[start of DATA SUPPLIED]
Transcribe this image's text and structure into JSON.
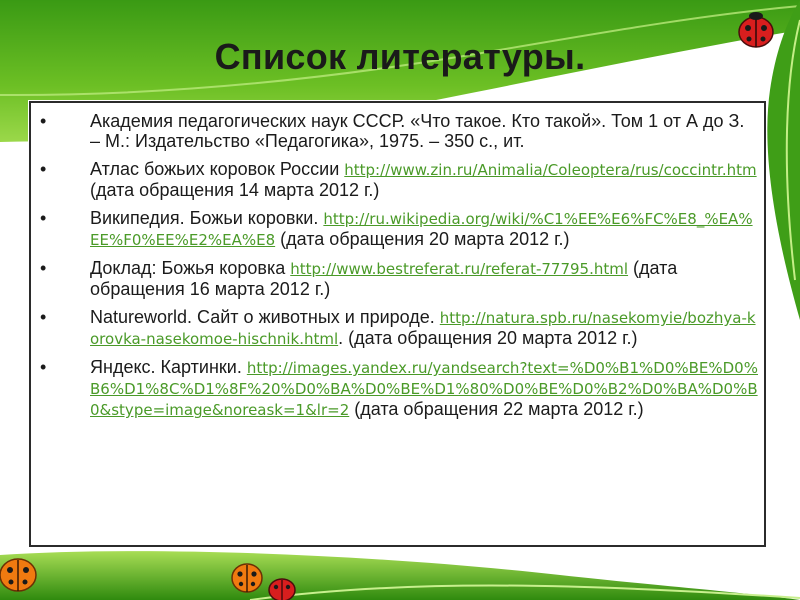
{
  "slide": {
    "title": "Список литературы.",
    "references": [
      {
        "text": "Академия педагогических наук СССР. «Что такое. Кто такой». Том 1 от А до З. – М.: Издательство «Педагогика», 1975. – 350 с., ит.",
        "link": "",
        "after": ""
      },
      {
        "text": "Атлас божьих коровок России ",
        "link": "http://www.zin.ru/Animalia/Coleoptera/rus/coccintr.htm",
        "after": "  (дата обращения 14 марта 2012 г.)"
      },
      {
        "text": "Википедия. Божьи коровки. ",
        "link": "http://ru.wikipedia.org/wiki/%C1%EE%E6%FC%E8_%EA%EE%F0%EE%E2%EA%E8",
        "after": " (дата обращения 20 марта 2012 г.)"
      },
      {
        "text": "Доклад: Божья коровка ",
        "link": "http://www.bestreferat.ru/referat-77795.html",
        "after": " (дата обращения 16 марта 2012 г.)"
      },
      {
        "text": "Natureworld. Сайт о животных и природе. ",
        "link": "http://natura.spb.ru/nasekomyie/bozhya-korovka-nasekomoe-hischnik.html",
        "after": ". (дата обращения 20 марта 2012 г.)"
      },
      {
        "text": "Яндекс. Картинки. ",
        "link": "http://images.yandex.ru/yandsearch?text=%D0%B1%D0%BE%D0%B6%D1%8C%D1%8F%20%D0%BA%D0%BE%D1%80%D0%BE%D0%B2%D0%BA%D0%B0&stype=image&noreask=1&lr=2",
        "after": " (дата обращения 22 марта 2012 г.)"
      }
    ]
  },
  "colors": {
    "leaf_dark": "#2e8b10",
    "leaf_light": "#7cc82a",
    "link": "#4a9a28",
    "ladybug": "#d81e1e",
    "ladybug_orange": "#f07a10"
  },
  "icons": [
    "ladybug-icon",
    "leaf-decoration"
  ]
}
[end of DATA SUPPLIED]
OBJECTIVE =>
Skip the pictures, then retype every line above exactly.

THE COMPLETED TASK =>
Transcribe this image's text and structure into JSON.
{
  "slide": {
    "title": "Список литературы.",
    "references": [
      {
        "text": "Академия педагогических наук СССР. «Что такое. Кто такой». Том 1 от А до З. – М.: Издательство «Педагогика», 1975. – 350 с., ит.",
        "link": "",
        "after": ""
      },
      {
        "text": "Атлас божьих коровок России ",
        "link": "http://www.zin.ru/Animalia/Coleoptera/rus/coccintr.htm",
        "after": "  (дата обращения 14 марта 2012 г.)"
      },
      {
        "text": "Википедия. Божьи коровки. ",
        "link": "http://ru.wikipedia.org/wiki/%C1%EE%E6%FC%E8_%EA%EE%F0%EE%E2%EA%E8",
        "after": " (дата обращения 20 марта 2012 г.)"
      },
      {
        "text": "Доклад: Божья коровка ",
        "link": "http://www.bestreferat.ru/referat-77795.html",
        "after": " (дата обращения 16 марта 2012 г.)"
      },
      {
        "text": "Natureworld. Сайт о животных и природе. ",
        "link": "http://natura.spb.ru/nasekomyie/bozhya-korovka-nasekomoe-hischnik.html",
        "after": ". (дата обращения 20 марта 2012 г.)"
      },
      {
        "text": "Яндекс. Картинки. ",
        "link": "http://images.yandex.ru/yandsearch?text=%D0%B1%D0%BE%D0%B6%D1%8C%D1%8F%20%D0%BA%D0%BE%D1%80%D0%BE%D0%B2%D0%BA%D0%B0&stype=image&noreask=1&lr=2",
        "after": " (дата обращения 22 марта 2012 г.)"
      }
    ]
  },
  "colors": {
    "leaf_dark": "#2e8b10",
    "leaf_light": "#7cc82a",
    "link": "#4a9a28",
    "ladybug": "#d81e1e",
    "ladybug_orange": "#f07a10"
  },
  "icons": [
    "ladybug-icon",
    "leaf-decoration"
  ]
}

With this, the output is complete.